- WHAT IS EXPECTED
Return each entry exactly, with none missing.
-- START OF INPUT ROWS --
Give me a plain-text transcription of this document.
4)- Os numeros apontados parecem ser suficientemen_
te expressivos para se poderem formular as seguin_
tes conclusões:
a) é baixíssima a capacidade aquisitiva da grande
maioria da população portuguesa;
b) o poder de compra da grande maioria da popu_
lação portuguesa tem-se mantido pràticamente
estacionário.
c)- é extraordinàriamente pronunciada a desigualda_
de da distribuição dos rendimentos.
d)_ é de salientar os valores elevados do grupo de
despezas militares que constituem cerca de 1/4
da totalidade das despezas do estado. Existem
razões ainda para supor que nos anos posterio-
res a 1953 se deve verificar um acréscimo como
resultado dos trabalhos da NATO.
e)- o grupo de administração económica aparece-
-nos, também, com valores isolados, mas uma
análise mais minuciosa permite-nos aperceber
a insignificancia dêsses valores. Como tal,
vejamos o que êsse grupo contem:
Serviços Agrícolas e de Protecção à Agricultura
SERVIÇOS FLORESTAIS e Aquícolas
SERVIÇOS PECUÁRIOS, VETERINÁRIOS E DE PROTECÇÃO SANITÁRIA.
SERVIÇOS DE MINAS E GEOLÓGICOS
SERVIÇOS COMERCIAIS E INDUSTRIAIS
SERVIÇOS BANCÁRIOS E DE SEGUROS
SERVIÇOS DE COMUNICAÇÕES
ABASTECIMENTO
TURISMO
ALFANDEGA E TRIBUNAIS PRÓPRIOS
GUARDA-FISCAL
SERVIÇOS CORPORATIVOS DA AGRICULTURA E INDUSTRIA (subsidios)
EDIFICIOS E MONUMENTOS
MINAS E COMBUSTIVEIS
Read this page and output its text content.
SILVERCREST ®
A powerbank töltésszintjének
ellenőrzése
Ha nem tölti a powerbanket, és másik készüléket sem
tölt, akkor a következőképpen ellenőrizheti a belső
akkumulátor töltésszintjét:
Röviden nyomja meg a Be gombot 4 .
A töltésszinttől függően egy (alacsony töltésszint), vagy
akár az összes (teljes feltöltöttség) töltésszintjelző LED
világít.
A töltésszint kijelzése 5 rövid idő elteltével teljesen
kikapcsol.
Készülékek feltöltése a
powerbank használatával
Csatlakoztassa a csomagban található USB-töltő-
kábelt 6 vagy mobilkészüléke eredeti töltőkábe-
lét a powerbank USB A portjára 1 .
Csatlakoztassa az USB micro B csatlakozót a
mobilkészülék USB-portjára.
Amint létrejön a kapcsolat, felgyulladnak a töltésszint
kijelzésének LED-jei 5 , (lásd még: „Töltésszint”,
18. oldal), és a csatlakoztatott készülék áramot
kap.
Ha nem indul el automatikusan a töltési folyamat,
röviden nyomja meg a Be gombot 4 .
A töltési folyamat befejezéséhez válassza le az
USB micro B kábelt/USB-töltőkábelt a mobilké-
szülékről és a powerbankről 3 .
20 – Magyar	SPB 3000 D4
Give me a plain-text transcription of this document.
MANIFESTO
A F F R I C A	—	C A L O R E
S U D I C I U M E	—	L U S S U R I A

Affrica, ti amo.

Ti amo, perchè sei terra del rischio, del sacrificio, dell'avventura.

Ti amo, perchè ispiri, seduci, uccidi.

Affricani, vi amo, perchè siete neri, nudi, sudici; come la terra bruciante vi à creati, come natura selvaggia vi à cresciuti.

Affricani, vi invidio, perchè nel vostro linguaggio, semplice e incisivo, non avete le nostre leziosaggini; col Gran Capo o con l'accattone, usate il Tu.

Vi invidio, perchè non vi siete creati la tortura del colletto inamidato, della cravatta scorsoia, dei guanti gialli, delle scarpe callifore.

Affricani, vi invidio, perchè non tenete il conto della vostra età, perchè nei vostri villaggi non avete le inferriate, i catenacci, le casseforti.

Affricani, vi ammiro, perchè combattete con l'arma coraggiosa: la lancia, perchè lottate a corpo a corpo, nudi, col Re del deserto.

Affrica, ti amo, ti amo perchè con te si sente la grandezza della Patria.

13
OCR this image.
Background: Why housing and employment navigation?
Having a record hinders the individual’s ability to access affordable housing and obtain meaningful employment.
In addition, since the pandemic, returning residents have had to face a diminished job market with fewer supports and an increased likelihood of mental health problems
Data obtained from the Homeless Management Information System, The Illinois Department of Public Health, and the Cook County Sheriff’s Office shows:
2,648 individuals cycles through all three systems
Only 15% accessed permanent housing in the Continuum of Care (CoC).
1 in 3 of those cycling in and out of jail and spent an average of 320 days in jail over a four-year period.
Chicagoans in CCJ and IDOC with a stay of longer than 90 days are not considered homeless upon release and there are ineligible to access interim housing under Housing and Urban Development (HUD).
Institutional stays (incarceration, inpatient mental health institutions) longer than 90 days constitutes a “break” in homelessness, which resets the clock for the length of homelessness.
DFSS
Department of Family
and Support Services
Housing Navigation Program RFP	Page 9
-- END OF INPUT ROWS --
- OUTPUT OF THE EXERCISE
Give me a plain-text transcription of this document.
4)- Os numeros apontados parecem ser suficientemen_
te expressivos para se poderem formular as seguin_
tes conclusões:
a) é baixíssima a capacidade aquisitiva da grande
maioria da população portuguesa;
b) o poder de compra da grande maioria da popu_
lação portuguesa tem-se mantido pràticamente
estacionário.
c)- é extraordinàriamente pronunciada a desigualda_
de da distribuição dos rendimentos.
d)_ é de salientar os valores elevados do grupo de
despezas militares que constituem cerca de 1/4
da totalidade das despezas do estado. Existem
razões ainda para supor que nos anos posterio-
res a 1953 se deve verificar um acréscimo como
resultado dos trabalhos da NATO.
e)- o grupo de administração económica aparece-
-nos, também, com valores isolados, mas uma
análise mais minuciosa permite-nos aperceber
a insignificancia dêsses valores. Como tal,
vejamos o que êsse grupo contem:
Serviços Agrícolas e de Protecção à Agricultura
SERVIÇOS FLORESTAIS e Aquícolas
SERVIÇOS PECUÁRIOS, VETERINÁRIOS E DE PROTECÇÃO SANITÁRIA.
SERVIÇOS DE MINAS E GEOLÓGICOS
SERVIÇOS COMERCIAIS E INDUSTRIAIS
SERVIÇOS BANCÁRIOS E DE SEGUROS
SERVIÇOS DE COMUNICAÇÕES
ABASTECIMENTO
TURISMO
ALFANDEGA E TRIBUNAIS PRÓPRIOS
GUARDA-FISCAL
SERVIÇOS CORPORATIVOS DA AGRICULTURA E INDUSTRIA (subsidios)
EDIFICIOS E MONUMENTOS
MINAS E COMBUSTIVEIS
Read this page and output its text content.
SILVERCREST ®
A powerbank töltésszintjének
ellenőrzése
Ha nem tölti a powerbanket, és másik készüléket sem
tölt, akkor a következőképpen ellenőrizheti a belső
akkumulátor töltésszintjét:
Röviden nyomja meg a Be gombot 4 .
A töltésszinttől függően egy (alacsony töltésszint), vagy
akár az összes (teljes feltöltöttség) töltésszintjelző LED
világít.
A töltésszint kijelzése 5 rövid idő elteltével teljesen
kikapcsol.
Készülékek feltöltése a
powerbank használatával
Csatlakoztassa a csomagban található USB-töltő-
kábelt 6 vagy mobilkészüléke eredeti töltőkábe-
lét a powerbank USB A portjára 1 .
Csatlakoztassa az USB micro B csatlakozót a
mobilkészülék USB-portjára.
Amint létrejön a kapcsolat, felgyulladnak a töltésszint
kijelzésének LED-jei 5 , (lásd még: „Töltésszint”,
18. oldal), és a csatlakoztatott készülék áramot
kap.
Ha nem indul el automatikusan a töltési folyamat,
röviden nyomja meg a Be gombot 4 .
A töltési folyamat befejezéséhez válassza le az
USB micro B kábelt/USB-töltőkábelt a mobilké-
szülékről és a powerbankről 3 .
20 – Magyar	SPB 3000 D4
Give me a plain-text transcription of this document.
MANIFESTO
A F F R I C A	—	C A L O R E
S U D I C I U M E	—	L U S S U R I A

Affrica, ti amo.

Ti amo, perchè sei terra del rischio, del sacrificio, dell'avventura.

Ti amo, perchè ispiri, seduci, uccidi.

Affricani, vi amo, perchè siete neri, nudi, sudici; come la terra bruciante vi à creati, come natura selvaggia vi à cresciuti.

Affricani, vi invidio, perchè nel vostro linguaggio, semplice e incisivo, non avete le nostre leziosaggini; col Gran Capo o con l'accattone, usate il Tu.

Vi invidio, perchè non vi siete creati la tortura del colletto inamidato, della cravatta scorsoia, dei guanti gialli, delle scarpe callifore.

Affricani, vi invidio, perchè non tenete il conto della vostra età, perchè nei vostri villaggi non avete le inferriate, i catenacci, le casseforti.

Affricani, vi ammiro, perchè combattete con l'arma coraggiosa: la lancia, perchè lottate a corpo a corpo, nudi, col Re del deserto.

Affrica, ti amo, ti amo perchè con te si sente la grandezza della Patria.

13
OCR this image.
Background: Why housing and employment navigation?
Having a record hinders the individual’s ability to access affordable housing and obtain meaningful employment.
In addition, since the pandemic, returning residents have had to face a diminished job market with fewer supports and an increased likelihood of mental health problems
Data obtained from the Homeless Management Information System, The Illinois Department of Public Health, and the Cook County Sheriff’s Office shows:
2,648 individuals cycles through all three systems
Only 15% accessed permanent housing in the Continuum of Care (CoC).
1 in 3 of those cycling in and out of jail and spent an average of 320 days in jail over a four-year period.
Chicagoans in CCJ and IDOC with a stay of longer than 90 days are not considered homeless upon release and there are ineligible to access interim housing under Housing and Urban Development (HUD).
Institutional stays (incarceration, inpatient mental health institutions) longer than 90 days constitutes a “break” in homelessness, which resets the clock for the length of homelessness.
DFSS
Department of Family
and Support Services
Housing Navigation Program RFP	Page 9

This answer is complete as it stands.